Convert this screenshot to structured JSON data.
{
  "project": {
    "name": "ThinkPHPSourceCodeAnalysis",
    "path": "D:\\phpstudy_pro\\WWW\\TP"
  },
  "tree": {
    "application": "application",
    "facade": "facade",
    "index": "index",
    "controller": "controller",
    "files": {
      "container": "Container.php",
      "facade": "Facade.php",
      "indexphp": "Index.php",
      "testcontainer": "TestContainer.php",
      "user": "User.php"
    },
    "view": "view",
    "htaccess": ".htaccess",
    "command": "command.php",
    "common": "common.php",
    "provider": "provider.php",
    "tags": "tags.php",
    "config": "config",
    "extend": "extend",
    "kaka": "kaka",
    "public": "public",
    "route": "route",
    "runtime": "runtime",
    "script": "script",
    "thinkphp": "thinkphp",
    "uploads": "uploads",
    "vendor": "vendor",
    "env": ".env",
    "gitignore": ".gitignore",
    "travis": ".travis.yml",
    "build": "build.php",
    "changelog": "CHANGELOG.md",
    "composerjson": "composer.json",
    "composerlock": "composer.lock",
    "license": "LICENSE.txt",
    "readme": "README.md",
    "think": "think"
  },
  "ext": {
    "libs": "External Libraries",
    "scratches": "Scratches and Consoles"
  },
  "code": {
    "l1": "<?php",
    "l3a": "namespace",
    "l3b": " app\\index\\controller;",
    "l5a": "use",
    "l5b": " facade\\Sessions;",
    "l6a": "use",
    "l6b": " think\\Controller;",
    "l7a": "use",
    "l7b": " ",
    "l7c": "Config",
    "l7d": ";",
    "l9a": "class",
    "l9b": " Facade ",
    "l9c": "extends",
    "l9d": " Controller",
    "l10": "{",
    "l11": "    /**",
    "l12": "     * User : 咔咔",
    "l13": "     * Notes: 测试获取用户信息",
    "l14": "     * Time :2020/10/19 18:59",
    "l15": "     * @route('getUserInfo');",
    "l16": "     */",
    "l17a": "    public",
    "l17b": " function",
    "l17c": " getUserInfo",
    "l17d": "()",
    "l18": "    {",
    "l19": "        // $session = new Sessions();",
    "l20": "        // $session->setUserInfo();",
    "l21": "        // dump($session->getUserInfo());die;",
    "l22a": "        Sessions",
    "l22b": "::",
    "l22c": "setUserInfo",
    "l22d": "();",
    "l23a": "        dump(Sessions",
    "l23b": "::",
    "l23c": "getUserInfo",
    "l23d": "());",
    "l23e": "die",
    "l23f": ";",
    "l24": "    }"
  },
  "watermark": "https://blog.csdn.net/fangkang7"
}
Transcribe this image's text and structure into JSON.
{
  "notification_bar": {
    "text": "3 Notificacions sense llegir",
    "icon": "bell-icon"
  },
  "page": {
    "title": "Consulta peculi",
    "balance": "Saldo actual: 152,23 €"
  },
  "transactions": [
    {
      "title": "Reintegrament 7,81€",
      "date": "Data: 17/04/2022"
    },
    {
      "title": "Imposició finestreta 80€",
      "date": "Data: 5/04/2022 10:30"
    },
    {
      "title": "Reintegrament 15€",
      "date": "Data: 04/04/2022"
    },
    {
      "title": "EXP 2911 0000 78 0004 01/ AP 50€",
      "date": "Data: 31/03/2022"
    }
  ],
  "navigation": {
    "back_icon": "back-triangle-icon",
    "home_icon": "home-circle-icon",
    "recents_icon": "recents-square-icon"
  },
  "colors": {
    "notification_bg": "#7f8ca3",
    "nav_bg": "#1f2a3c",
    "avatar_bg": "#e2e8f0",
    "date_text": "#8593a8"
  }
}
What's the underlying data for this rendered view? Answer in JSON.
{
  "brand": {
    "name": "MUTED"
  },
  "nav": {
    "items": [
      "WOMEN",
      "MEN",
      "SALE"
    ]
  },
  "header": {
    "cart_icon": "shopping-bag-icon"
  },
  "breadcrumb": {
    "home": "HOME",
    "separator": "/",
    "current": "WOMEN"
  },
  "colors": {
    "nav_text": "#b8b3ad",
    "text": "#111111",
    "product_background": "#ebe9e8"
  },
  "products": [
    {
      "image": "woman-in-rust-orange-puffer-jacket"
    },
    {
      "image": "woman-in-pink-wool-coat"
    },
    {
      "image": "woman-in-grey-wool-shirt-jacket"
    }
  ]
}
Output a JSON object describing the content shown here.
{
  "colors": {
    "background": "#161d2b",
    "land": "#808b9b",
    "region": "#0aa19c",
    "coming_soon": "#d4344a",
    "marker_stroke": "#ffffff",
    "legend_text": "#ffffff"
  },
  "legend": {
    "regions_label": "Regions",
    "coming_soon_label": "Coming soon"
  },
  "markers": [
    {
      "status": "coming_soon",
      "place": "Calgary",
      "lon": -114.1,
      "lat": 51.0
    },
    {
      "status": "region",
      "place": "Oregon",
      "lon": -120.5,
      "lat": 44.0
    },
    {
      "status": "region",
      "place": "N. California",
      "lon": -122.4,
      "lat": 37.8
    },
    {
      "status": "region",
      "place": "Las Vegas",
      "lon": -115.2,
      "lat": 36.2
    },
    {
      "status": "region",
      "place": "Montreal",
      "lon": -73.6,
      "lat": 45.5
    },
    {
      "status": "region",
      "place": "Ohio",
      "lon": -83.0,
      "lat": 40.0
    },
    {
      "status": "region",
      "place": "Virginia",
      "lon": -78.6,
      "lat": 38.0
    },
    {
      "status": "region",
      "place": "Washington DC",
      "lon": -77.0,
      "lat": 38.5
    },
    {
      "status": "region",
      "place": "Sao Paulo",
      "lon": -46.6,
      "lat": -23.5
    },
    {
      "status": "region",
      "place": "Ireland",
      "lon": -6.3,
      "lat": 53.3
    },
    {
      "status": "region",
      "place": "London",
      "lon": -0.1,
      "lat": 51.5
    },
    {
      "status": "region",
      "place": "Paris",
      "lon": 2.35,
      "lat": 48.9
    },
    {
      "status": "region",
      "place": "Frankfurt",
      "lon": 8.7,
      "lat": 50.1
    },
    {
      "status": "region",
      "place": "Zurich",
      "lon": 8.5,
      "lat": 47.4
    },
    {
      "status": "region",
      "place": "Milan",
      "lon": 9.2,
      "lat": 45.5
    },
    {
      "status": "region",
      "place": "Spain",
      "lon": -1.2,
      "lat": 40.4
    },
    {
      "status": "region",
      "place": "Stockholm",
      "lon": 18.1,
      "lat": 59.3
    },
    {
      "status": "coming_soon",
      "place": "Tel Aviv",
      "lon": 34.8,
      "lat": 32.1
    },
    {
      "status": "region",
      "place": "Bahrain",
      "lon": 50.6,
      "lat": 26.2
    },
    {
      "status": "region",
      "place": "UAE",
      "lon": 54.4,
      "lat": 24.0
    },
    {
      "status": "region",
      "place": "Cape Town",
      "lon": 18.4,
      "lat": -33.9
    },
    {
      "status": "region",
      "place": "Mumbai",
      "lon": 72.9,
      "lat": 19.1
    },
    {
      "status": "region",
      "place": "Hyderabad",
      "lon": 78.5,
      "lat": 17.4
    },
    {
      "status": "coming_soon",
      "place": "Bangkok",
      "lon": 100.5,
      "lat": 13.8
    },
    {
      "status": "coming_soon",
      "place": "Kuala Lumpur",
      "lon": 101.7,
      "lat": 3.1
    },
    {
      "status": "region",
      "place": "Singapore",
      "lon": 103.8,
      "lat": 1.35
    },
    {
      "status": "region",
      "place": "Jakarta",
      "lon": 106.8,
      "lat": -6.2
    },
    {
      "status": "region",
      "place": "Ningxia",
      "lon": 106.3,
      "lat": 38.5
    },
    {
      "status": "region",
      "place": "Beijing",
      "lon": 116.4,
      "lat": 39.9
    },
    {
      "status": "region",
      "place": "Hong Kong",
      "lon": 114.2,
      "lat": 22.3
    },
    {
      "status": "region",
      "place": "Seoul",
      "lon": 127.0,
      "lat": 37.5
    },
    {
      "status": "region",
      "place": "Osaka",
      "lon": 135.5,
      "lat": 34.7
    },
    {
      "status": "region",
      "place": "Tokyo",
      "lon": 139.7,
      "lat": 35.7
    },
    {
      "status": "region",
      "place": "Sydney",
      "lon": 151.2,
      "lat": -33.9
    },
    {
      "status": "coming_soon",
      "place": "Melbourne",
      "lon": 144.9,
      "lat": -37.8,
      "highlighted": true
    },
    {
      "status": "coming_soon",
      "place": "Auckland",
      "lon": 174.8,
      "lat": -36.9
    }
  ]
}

» **Given problem**
From the listing above, pick out every line containing "getUserInfo".

» **Solved exercise**
    "l15": "     * @route('getUserInfo');",
    "l17c": " getUserInfo",
    "l21": "        // dump($session->getUserInfo());die;",
    "l23c": "getUserInfo",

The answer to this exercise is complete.